[Request] Pick out the lines below with "forward" and list them.

--- begin Extracted material ---

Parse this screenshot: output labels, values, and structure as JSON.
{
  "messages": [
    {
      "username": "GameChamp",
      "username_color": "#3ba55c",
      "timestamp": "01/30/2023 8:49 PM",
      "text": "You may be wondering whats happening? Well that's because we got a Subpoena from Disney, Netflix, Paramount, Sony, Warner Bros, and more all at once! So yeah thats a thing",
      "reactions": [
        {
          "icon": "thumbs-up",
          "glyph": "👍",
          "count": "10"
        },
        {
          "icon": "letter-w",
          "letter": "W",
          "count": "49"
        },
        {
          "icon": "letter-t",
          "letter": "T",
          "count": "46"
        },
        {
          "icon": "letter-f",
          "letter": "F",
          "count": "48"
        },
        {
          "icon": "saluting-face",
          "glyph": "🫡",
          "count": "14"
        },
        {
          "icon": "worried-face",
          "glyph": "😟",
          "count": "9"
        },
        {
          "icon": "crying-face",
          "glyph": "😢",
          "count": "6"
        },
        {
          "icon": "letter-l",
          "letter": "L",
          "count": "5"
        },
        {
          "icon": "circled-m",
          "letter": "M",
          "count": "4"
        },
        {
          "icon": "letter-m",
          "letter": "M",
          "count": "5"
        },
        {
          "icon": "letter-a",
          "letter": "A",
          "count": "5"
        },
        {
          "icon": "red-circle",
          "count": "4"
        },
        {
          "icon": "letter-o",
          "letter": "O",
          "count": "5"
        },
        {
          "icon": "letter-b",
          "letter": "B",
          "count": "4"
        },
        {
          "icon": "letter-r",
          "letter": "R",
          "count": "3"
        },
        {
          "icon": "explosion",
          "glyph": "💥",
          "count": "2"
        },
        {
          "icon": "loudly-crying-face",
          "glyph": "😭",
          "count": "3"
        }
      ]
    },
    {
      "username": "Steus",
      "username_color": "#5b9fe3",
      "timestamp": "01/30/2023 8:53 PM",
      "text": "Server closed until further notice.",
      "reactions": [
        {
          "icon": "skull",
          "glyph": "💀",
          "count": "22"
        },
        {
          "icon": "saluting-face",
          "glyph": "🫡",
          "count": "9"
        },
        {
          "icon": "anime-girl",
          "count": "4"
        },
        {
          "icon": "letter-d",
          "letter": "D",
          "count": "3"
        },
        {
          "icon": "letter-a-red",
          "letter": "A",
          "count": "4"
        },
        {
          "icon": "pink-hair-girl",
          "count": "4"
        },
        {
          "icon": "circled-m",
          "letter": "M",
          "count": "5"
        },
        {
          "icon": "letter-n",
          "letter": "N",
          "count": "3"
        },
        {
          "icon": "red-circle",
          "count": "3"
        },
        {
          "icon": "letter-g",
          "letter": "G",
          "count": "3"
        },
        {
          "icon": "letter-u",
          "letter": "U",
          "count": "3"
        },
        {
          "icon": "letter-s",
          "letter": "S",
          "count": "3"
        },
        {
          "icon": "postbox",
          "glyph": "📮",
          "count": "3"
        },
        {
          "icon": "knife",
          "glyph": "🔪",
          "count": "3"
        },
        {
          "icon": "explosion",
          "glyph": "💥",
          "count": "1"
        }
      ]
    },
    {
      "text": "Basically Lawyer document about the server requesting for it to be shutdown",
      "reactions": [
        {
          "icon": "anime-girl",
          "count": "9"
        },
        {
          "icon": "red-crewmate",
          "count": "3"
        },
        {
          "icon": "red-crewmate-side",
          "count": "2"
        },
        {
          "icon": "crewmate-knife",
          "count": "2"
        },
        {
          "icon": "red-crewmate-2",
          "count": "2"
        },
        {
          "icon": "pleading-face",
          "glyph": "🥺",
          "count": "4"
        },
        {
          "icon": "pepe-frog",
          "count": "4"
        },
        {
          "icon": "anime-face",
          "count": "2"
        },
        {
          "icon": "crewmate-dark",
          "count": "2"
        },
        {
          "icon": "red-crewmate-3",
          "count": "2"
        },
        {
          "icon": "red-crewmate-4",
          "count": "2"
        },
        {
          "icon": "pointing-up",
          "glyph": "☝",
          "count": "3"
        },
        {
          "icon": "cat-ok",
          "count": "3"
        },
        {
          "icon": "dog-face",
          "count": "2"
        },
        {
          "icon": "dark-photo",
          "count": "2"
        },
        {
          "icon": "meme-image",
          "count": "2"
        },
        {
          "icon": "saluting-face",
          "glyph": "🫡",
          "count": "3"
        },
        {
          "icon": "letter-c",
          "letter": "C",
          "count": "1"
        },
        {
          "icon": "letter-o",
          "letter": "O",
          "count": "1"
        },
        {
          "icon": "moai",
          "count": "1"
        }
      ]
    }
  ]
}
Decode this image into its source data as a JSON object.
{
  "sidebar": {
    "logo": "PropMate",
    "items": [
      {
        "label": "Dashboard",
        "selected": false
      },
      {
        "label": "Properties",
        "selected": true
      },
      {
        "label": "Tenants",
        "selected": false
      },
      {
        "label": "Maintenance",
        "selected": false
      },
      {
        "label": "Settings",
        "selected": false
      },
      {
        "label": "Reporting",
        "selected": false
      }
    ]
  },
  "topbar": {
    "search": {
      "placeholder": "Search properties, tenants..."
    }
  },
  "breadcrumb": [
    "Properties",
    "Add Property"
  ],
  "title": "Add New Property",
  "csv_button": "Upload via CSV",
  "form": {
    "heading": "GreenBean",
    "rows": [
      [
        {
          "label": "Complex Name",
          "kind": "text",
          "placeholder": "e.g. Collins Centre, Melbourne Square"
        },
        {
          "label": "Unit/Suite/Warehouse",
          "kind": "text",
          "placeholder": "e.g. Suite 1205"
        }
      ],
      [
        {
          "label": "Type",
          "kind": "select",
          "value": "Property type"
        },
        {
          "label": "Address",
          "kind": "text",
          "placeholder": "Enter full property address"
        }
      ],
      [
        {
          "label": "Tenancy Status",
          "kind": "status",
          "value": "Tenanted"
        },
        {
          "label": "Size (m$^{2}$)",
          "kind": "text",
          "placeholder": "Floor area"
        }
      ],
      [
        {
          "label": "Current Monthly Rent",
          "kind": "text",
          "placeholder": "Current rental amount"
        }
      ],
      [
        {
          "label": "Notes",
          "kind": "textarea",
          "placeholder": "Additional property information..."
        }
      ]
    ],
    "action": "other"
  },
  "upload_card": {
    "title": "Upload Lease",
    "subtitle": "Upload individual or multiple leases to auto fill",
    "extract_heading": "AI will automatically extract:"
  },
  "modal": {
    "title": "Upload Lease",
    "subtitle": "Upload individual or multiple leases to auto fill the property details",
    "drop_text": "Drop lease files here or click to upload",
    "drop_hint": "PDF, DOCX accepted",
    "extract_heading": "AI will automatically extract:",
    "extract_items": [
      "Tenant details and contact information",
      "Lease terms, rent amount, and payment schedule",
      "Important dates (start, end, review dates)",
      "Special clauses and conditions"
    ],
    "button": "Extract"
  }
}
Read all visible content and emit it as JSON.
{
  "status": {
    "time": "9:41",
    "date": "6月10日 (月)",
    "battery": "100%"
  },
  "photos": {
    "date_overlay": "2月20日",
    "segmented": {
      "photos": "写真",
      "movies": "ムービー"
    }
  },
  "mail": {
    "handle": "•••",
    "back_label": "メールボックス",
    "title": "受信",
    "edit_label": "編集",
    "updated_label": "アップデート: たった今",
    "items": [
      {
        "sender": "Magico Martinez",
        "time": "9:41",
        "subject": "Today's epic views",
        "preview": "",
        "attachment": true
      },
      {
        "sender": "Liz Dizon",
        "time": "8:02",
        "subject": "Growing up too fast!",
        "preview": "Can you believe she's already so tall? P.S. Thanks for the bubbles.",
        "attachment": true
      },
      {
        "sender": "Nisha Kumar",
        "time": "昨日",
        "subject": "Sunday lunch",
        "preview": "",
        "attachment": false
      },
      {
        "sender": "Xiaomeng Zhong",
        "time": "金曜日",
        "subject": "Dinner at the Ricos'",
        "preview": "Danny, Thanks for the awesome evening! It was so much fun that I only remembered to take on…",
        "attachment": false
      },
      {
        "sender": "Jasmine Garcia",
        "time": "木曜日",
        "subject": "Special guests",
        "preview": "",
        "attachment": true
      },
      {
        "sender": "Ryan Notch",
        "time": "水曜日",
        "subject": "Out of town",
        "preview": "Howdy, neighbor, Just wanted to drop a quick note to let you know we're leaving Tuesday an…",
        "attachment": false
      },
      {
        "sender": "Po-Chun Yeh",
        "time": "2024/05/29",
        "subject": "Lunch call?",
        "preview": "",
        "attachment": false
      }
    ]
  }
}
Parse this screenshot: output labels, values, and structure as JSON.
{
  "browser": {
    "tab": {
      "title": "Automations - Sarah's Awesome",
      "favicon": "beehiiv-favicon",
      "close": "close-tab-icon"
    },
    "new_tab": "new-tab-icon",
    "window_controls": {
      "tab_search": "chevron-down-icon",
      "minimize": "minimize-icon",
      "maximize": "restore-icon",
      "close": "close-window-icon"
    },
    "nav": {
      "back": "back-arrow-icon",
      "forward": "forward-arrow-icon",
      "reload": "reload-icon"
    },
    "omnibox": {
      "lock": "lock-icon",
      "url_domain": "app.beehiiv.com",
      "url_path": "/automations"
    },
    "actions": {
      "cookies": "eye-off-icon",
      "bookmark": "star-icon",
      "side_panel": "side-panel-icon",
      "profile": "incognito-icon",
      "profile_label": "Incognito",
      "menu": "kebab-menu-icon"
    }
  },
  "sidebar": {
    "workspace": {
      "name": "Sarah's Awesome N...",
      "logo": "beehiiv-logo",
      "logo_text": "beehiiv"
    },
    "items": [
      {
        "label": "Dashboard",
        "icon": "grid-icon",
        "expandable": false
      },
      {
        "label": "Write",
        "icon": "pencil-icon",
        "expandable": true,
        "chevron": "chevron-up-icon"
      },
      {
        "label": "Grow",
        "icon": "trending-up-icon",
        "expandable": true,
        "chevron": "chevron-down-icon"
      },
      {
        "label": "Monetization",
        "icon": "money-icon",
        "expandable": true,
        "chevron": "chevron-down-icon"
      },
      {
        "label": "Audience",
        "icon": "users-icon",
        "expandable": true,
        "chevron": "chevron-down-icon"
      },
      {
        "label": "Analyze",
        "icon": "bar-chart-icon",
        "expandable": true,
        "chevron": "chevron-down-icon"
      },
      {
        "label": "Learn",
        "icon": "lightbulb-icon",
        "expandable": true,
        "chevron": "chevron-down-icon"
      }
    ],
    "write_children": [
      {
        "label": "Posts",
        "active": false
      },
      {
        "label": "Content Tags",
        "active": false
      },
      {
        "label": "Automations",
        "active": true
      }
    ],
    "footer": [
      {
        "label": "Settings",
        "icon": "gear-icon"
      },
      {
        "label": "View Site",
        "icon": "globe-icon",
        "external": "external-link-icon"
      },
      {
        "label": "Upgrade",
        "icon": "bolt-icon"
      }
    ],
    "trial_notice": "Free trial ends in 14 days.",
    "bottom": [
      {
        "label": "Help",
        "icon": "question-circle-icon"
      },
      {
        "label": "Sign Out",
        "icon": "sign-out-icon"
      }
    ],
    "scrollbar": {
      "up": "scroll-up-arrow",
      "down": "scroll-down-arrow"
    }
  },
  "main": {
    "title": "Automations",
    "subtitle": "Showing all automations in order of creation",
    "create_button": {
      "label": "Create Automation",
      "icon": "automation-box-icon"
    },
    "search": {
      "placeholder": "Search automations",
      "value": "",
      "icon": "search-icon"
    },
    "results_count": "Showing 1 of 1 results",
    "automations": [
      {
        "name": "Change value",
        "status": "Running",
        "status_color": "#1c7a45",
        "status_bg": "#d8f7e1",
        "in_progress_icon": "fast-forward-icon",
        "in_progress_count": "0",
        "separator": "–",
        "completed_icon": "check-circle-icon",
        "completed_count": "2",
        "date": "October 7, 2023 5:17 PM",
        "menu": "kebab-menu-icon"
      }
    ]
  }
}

--- end Extracted material ---

[Worked answer]
      "forward": "forward-arrow-icon",
        "in_progress_icon": "fast-forward-icon",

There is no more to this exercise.